Items from a figure collection:
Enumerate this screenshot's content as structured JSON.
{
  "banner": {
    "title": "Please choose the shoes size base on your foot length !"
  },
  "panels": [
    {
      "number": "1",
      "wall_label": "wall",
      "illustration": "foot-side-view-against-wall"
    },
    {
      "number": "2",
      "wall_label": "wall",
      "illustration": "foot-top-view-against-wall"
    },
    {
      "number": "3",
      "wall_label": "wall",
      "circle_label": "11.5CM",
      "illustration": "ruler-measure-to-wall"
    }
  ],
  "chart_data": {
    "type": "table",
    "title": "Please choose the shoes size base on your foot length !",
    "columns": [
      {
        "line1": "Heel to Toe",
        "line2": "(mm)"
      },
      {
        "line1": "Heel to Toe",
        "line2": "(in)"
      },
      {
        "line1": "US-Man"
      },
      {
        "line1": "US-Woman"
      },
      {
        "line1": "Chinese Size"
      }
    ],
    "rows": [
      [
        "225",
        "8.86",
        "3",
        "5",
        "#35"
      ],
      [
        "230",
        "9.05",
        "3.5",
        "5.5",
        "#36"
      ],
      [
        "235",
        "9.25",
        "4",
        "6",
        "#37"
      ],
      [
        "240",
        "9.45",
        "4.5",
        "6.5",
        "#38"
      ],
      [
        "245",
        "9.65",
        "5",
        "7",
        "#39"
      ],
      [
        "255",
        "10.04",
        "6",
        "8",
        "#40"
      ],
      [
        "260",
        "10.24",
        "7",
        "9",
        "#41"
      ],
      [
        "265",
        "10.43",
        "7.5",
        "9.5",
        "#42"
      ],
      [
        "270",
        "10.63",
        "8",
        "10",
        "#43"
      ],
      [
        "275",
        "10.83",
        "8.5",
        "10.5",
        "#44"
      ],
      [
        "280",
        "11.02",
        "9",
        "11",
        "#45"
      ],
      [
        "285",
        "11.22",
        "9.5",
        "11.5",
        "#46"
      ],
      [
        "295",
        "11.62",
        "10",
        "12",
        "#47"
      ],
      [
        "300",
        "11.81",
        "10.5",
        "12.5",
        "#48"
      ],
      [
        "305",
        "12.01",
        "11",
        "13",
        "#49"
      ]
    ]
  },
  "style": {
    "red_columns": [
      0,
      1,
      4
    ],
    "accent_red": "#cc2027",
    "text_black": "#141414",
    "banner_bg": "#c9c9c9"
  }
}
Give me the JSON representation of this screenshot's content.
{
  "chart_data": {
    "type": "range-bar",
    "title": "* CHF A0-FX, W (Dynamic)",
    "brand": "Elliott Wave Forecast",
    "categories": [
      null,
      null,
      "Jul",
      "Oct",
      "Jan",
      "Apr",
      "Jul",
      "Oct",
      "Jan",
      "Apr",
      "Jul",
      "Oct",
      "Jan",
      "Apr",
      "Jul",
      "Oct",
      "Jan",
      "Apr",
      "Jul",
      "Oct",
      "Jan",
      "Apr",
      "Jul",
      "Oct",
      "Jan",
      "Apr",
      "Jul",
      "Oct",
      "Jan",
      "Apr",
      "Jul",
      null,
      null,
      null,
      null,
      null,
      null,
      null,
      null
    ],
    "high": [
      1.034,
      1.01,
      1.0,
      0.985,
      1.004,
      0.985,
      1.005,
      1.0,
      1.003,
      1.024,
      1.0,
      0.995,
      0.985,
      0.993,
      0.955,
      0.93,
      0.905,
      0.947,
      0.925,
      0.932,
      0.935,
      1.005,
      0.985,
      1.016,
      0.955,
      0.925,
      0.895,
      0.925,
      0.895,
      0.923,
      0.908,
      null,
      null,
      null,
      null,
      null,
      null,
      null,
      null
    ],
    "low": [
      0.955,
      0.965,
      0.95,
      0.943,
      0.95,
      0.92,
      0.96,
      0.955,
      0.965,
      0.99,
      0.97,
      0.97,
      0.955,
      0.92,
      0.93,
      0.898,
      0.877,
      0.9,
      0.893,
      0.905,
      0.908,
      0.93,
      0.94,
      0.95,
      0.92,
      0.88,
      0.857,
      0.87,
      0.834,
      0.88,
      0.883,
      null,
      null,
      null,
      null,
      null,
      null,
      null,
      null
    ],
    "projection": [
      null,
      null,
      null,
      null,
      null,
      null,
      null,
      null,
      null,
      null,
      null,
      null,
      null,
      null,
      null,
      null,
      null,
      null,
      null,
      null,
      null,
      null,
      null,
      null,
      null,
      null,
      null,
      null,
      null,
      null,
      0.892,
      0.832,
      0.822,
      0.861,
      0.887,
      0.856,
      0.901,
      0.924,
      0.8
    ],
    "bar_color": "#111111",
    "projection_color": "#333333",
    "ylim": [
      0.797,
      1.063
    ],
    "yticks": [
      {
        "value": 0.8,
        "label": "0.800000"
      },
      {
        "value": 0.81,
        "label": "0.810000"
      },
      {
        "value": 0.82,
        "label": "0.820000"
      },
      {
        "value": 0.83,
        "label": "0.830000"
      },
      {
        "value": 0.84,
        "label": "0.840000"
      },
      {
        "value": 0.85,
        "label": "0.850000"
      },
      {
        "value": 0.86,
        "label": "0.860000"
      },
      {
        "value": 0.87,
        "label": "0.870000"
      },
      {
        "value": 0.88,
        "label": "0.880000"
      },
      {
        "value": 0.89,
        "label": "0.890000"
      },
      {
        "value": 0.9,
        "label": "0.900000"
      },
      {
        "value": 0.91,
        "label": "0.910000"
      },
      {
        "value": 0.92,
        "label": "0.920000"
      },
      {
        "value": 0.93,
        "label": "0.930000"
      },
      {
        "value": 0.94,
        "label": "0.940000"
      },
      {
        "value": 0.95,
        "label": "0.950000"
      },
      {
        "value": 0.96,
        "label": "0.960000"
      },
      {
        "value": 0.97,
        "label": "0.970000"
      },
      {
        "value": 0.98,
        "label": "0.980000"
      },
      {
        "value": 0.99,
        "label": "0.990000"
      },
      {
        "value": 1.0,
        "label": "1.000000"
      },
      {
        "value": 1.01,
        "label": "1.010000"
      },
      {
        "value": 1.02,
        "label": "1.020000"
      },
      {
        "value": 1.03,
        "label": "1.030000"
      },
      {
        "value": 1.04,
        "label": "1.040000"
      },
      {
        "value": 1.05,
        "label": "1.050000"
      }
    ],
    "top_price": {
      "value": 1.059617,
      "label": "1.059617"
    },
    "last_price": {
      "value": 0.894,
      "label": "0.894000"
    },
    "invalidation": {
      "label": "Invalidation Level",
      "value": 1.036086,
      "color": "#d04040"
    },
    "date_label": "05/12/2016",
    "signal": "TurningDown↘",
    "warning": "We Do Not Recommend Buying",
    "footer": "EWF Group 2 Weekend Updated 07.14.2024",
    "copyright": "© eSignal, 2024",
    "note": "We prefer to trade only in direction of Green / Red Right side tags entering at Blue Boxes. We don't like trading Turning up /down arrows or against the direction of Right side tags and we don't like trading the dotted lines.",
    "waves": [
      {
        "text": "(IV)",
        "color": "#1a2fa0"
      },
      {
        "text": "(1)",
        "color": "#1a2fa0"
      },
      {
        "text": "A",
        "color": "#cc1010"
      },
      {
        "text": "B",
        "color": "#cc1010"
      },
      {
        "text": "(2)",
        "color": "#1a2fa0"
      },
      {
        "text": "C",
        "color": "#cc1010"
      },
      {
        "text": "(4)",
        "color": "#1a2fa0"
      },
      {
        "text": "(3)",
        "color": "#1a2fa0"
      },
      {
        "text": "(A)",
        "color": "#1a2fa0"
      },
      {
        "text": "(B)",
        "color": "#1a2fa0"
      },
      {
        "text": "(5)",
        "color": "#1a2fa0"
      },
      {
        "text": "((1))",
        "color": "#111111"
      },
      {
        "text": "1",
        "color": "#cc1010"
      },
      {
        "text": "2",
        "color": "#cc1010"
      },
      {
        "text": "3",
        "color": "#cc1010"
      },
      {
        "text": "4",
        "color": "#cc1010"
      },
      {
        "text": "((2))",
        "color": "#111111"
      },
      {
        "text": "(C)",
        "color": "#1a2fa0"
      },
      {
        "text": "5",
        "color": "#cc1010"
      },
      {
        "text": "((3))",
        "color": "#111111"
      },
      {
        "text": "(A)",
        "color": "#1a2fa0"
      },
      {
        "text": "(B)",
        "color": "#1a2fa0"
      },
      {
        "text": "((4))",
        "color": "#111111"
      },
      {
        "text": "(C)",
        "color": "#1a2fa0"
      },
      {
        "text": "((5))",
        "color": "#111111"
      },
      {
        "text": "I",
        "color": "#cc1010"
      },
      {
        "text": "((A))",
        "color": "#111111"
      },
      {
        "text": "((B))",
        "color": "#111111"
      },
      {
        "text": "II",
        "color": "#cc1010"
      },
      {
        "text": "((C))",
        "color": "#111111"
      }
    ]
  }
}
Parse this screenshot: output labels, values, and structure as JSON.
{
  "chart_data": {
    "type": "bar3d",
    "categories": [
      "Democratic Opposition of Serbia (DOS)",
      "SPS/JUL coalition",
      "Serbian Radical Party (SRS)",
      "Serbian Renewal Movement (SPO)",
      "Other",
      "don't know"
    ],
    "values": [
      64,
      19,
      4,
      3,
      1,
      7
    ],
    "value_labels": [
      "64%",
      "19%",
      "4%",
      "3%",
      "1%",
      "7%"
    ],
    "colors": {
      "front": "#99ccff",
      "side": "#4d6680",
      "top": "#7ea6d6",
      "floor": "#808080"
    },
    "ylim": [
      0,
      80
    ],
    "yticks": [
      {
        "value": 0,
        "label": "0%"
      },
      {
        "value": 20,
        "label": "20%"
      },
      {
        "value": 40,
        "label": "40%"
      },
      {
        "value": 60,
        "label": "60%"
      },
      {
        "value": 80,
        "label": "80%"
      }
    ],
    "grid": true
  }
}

SHORT PROBLEM: Return every line from the one holding "Parse this screenshot: output" through the end of the data, exactly as it appears, with both ends kept and nothing else.

WRITTEN SOLUTION:
Parse this screenshot: output labels, values, and structure as JSON.
{
  "chart_data": {
    "type": "bar3d",
    "categories": [
      "Democratic Opposition of Serbia (DOS)",
      "SPS/JUL coalition",
      "Serbian Radical Party (SRS)",
      "Serbian Renewal Movement (SPO)",
      "Other",
      "don't know"
    ],
    "values": [
      64,
      19,
      4,
      3,
      1,
      7
    ],
    "value_labels": [
      "64%",
      "19%",
      "4%",
      "3%",
      "1%",
      "7%"
    ],
    "colors": {
      "front": "#99ccff",
      "side": "#4d6680",
      "top": "#7ea6d6",
      "floor": "#808080"
    },
    "ylim": [
      0,
      80
    ],
    "yticks": [
      {
        "value": 0,
        "label": "0%"
      },
      {
        "value": 20,
        "label": "20%"
      },
      {
        "value": 40,
        "label": "40%"
      },
      {
        "value": 60,
        "label": "60%"
      },
      {
        "value": 80,
        "label": "80%"
      }
    ],
    "grid": true
  }
}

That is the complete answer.